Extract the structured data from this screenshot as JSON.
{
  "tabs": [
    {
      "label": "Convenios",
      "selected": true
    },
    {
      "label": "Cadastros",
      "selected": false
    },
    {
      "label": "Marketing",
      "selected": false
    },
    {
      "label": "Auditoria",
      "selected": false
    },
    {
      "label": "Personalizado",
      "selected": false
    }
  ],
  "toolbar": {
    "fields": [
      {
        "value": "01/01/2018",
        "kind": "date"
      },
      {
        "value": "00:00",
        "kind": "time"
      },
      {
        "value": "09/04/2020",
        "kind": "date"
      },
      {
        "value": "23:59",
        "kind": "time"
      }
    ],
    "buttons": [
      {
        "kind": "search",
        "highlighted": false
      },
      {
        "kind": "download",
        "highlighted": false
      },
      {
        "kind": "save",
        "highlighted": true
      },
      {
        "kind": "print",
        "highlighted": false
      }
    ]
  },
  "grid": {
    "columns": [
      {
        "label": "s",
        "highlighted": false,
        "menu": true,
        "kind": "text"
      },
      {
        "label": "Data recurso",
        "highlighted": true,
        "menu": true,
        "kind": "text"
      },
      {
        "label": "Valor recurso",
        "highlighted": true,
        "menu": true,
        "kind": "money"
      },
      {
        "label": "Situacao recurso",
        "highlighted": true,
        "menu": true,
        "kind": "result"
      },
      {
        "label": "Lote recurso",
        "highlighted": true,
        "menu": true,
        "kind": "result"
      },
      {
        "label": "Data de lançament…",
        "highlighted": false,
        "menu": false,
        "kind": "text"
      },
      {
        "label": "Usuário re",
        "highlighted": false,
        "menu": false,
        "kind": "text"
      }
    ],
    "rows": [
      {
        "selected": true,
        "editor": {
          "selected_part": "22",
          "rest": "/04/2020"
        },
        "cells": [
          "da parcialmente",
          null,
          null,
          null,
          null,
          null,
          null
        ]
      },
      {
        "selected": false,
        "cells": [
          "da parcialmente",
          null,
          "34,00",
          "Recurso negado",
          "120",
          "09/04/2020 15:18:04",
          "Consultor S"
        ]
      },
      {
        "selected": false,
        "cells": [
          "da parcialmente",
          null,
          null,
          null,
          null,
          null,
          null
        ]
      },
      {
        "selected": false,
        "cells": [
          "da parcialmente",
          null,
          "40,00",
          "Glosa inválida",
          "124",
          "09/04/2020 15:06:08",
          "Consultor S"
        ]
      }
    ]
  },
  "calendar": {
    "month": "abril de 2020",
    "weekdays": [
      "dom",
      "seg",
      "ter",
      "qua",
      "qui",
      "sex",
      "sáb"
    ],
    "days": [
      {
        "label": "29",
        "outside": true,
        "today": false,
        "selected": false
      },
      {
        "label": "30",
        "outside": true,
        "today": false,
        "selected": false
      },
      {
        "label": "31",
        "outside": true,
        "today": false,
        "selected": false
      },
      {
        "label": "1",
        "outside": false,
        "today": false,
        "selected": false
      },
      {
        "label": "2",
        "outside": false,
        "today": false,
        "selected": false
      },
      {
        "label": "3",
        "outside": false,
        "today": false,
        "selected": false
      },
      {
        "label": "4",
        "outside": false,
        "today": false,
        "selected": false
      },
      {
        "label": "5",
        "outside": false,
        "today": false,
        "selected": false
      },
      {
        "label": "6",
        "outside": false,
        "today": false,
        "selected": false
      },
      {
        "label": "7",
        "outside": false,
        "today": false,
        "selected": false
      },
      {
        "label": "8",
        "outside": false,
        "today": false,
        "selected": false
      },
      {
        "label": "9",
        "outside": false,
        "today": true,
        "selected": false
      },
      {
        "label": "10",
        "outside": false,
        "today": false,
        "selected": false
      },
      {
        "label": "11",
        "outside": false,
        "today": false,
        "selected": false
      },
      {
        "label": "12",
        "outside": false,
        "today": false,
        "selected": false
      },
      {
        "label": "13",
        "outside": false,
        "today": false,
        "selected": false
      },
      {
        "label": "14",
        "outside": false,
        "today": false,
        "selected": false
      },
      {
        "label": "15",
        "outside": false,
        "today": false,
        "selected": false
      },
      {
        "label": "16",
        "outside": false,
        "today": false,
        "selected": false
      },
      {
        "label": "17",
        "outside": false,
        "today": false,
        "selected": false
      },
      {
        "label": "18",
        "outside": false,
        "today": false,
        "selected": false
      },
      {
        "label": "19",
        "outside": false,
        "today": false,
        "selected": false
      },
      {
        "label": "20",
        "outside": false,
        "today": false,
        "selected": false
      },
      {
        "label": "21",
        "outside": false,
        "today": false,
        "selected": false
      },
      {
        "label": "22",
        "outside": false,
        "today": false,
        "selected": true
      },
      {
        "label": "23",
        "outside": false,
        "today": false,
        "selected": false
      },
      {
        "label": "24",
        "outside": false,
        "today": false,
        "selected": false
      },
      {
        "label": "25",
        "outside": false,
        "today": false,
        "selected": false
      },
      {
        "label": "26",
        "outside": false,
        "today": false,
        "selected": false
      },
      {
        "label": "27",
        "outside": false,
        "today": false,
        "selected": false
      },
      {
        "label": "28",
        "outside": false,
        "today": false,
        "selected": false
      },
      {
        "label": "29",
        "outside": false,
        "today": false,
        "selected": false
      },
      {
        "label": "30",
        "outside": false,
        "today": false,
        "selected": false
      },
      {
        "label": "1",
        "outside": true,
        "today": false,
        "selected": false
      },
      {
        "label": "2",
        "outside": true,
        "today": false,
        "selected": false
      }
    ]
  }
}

○ ○ ○

• [Objective] Please set down the whole listing above without altering a single line.

• [Answer to this task]
Extract the structured data from this screenshot as JSON.
{
  "tabs": [
    {
      "label": "Convenios",
      "selected": true
    },
    {
      "label": "Cadastros",
      "selected": false
    },
    {
      "label": "Marketing",
      "selected": false
    },
    {
      "label": "Auditoria",
      "selected": false
    },
    {
      "label": "Personalizado",
      "selected": false
    }
  ],
  "toolbar": {
    "fields": [
      {
        "value": "01/01/2018",
        "kind": "date"
      },
      {
        "value": "00:00",
        "kind": "time"
      },
      {
        "value": "09/04/2020",
        "kind": "date"
      },
      {
        "value": "23:59",
        "kind": "time"
      }
    ],
    "buttons": [
      {
        "kind": "search",
        "highlighted": false
      },
      {
        "kind": "download",
        "highlighted": false
      },
      {
        "kind": "save",
        "highlighted": true
      },
      {
        "kind": "print",
        "highlighted": false
      }
    ]
  },
  "grid": {
    "columns": [
      {
        "label": "s",
        "highlighted": false,
        "menu": true,
        "kind": "text"
      },
      {
        "label": "Data recurso",
        "highlighted": true,
        "menu": true,
        "kind": "text"
      },
      {
        "label": "Valor recurso",
        "highlighted": true,
        "menu": true,
        "kind": "money"
      },
      {
        "label": "Situacao recurso",
        "highlighted": true,
        "menu": true,
        "kind": "result"
      },
      {
        "label": "Lote recurso",
        "highlighted": true,
        "menu": true,
        "kind": "result"
      },
      {
        "label": "Data de lançament…",
        "highlighted": false,
        "menu": false,
        "kind": "text"
      },
      {
        "label": "Usuário re",
        "highlighted": false,
        "menu": false,
        "kind": "text"
      }
    ],
    "rows": [
      {
        "selected": true,
        "editor": {
          "selected_part": "22",
          "rest": "/04/2020"
        },
        "cells": [
          "da parcialmente",
          null,
          null,
          null,
          null,
          null,
          null
        ]
      },
      {
        "selected": false,
        "cells": [
          "da parcialmente",
          null,
          "34,00",
          "Recurso negado",
          "120",
          "09/04/2020 15:18:04",
          "Consultor S"
        ]
      },
      {
        "selected": false,
        "cells": [
          "da parcialmente",
          null,
          null,
          null,
          null,
          null,
          null
        ]
      },
      {
        "selected": false,
        "cells": [
          "da parcialmente",
          null,
          "40,00",
          "Glosa inválida",
          "124",
          "09/04/2020 15:06:08",
          "Consultor S"
        ]
      }
    ]
  },
  "calendar": {
    "month": "abril de 2020",
    "weekdays": [
      "dom",
      "seg",
      "ter",
      "qua",
      "qui",
      "sex",
      "sáb"
    ],
    "days": [
      {
        "label": "29",
        "outside": true,
        "today": false,
        "selected": false
      },
      {
        "label": "30",
        "outside": true,
        "today": false,
        "selected": false
      },
      {
        "label": "31",
        "outside": true,
        "today": false,
        "selected": false
      },
      {
        "label": "1",
        "outside": false,
        "today": false,
        "selected": false
      },
      {
        "label": "2",
        "outside": false,
        "today": false,
        "selected": false
      },
      {
        "label": "3",
        "outside": false,
        "today": false,
        "selected": false
      },
      {
        "label": "4",
        "outside": false,
        "today": false,
        "selected": false
      },
      {
        "label": "5",
        "outside": false,
        "today": false,
        "selected": false
      },
      {
        "label": "6",
        "outside": false,
        "today": false,
        "selected": false
      },
      {
        "label": "7",
        "outside": false,
        "today": false,
        "selected": false
      },
      {
        "label": "8",
        "outside": false,
        "today": false,
        "selected": false
      },
      {
        "label": "9",
        "outside": false,
        "today": true,
        "selected": false
      },
      {
        "label": "10",
        "outside": false,
        "today": false,
        "selected": false
      },
      {
        "label": "11",
        "outside": false,
        "today": false,
        "selected": false
      },
      {
        "label": "12",
        "outside": false,
        "today": false,
        "selected": false
      },
      {
        "label": "13",
        "outside": false,
        "today": false,
        "selected": false
      },
      {
        "label": "14",
        "outside": false,
        "today": false,
        "selected": false
      },
      {
        "label": "15",
        "outside": false,
        "today": false,
        "selected": false
      },
      {
        "label": "16",
        "outside": false,
        "today": false,
        "selected": false
      },
      {
        "label": "17",
        "outside": false,
        "today": false,
        "selected": false
      },
      {
        "label": "18",
        "outside": false,
        "today": false,
        "selected": false
      },
      {
        "label": "19",
        "outside": false,
        "today": false,
        "selected": false
      },
      {
        "label": "20",
        "outside": false,
        "today": false,
        "selected": false
      },
      {
        "label": "21",
        "outside": false,
        "today": false,
        "selected": false
      },
      {
        "label": "22",
        "outside": false,
        "today": false,
        "selected": true
      },
      {
        "label": "23",
        "outside": false,
        "today": false,
        "selected": false
      },
      {
        "label": "24",
        "outside": false,
        "today": false,
        "selected": false
      },
      {
        "label": "25",
        "outside": false,
        "today": false,
        "selected": false
      },
      {
        "label": "26",
        "outside": false,
        "today": false,
        "selected": false
      },
      {
        "label": "27",
        "outside": false,
        "today": false,
        "selected": false
      },
      {
        "label": "28",
        "outside": false,
        "today": false,
        "selected": false
      },
      {
        "label": "29",
        "outside": false,
        "today": false,
        "selected": false
      },
      {
        "label": "30",
        "outside": false,
        "today": false,
        "selected": false
      },
      {
        "label": "1",
        "outside": true,
        "today": false,
        "selected": false
      },
      {
        "label": "2",
        "outside": true,
        "today": false,
        "selected": false
      }
    ]
  }
}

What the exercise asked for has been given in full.